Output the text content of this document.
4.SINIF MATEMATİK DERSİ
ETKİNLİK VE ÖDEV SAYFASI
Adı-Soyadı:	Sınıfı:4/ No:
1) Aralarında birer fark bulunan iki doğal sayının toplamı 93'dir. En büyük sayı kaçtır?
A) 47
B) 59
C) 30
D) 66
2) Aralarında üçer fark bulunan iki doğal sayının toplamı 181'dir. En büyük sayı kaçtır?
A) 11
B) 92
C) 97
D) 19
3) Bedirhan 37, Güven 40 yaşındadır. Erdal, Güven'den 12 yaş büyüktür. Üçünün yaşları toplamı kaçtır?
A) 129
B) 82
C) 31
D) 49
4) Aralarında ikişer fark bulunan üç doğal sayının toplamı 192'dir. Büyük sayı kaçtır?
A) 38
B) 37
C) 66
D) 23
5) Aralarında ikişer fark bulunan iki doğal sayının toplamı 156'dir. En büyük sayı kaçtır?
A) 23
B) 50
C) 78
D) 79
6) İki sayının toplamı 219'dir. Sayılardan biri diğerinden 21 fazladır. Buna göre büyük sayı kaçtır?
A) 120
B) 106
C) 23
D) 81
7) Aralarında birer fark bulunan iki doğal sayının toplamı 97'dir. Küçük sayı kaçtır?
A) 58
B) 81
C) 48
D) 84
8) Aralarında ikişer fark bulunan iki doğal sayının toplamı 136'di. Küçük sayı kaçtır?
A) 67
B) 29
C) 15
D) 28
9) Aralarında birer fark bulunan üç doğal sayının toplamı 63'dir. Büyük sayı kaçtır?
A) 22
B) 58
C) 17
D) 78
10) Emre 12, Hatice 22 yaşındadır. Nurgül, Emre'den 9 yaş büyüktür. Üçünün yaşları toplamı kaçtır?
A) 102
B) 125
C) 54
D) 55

****************

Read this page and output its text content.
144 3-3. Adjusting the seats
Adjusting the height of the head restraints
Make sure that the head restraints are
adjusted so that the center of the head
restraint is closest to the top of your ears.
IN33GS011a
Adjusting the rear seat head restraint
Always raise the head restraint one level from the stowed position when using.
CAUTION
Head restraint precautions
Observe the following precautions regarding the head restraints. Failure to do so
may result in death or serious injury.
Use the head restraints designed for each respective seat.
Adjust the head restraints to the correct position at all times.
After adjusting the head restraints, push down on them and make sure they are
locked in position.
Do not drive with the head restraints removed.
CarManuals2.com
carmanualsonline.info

****************

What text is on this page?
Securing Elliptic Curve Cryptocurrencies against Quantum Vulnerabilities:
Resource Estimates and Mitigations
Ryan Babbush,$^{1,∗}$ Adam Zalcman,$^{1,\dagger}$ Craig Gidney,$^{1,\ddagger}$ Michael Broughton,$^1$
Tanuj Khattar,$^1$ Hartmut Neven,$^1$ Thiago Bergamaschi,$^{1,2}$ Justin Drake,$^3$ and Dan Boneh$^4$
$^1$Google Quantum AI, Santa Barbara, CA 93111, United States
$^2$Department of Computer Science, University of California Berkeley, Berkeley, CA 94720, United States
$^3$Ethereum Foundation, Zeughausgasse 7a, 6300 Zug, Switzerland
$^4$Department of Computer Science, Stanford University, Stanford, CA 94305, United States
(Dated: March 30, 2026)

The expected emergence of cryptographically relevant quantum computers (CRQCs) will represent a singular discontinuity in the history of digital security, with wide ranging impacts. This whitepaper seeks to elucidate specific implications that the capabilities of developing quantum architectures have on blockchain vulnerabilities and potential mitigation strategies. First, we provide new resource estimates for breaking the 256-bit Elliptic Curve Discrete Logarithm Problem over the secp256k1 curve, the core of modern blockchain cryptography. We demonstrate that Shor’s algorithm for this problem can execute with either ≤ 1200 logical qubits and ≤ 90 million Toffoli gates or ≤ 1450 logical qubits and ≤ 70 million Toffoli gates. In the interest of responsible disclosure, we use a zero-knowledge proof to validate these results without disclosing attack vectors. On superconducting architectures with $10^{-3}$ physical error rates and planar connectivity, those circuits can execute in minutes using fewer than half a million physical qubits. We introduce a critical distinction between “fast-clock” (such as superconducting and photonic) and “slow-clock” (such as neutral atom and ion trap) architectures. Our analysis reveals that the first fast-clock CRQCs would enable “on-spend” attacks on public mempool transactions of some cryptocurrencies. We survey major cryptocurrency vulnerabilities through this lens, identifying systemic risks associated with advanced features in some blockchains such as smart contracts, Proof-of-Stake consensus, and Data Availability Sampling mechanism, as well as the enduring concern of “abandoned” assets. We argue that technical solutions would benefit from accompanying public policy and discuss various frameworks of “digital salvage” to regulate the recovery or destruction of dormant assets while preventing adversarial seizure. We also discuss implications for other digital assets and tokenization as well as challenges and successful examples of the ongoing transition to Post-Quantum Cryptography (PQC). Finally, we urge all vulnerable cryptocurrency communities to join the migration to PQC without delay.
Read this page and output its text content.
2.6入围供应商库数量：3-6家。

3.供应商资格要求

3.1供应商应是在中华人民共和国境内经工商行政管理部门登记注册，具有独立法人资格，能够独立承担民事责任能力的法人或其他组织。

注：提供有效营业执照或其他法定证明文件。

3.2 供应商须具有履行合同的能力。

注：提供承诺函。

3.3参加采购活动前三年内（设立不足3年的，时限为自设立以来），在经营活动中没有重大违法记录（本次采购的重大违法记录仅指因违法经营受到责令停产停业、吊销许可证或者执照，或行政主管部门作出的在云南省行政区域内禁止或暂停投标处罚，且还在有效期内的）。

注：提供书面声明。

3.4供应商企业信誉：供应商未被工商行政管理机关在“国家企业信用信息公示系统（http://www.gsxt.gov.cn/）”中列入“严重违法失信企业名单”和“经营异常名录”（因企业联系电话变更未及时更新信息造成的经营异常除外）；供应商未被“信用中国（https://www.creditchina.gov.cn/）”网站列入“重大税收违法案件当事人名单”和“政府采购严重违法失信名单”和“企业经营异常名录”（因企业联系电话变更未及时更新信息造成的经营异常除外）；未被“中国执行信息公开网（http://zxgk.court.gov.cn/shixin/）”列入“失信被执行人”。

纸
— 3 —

****************

= Exercise instructions =
Pick each line holding the word "text" out of the listing.

= Answer to this task =
Output the text content of this document.
Read this page and output its text content.
What text is on this page?
Read this page and output its text content.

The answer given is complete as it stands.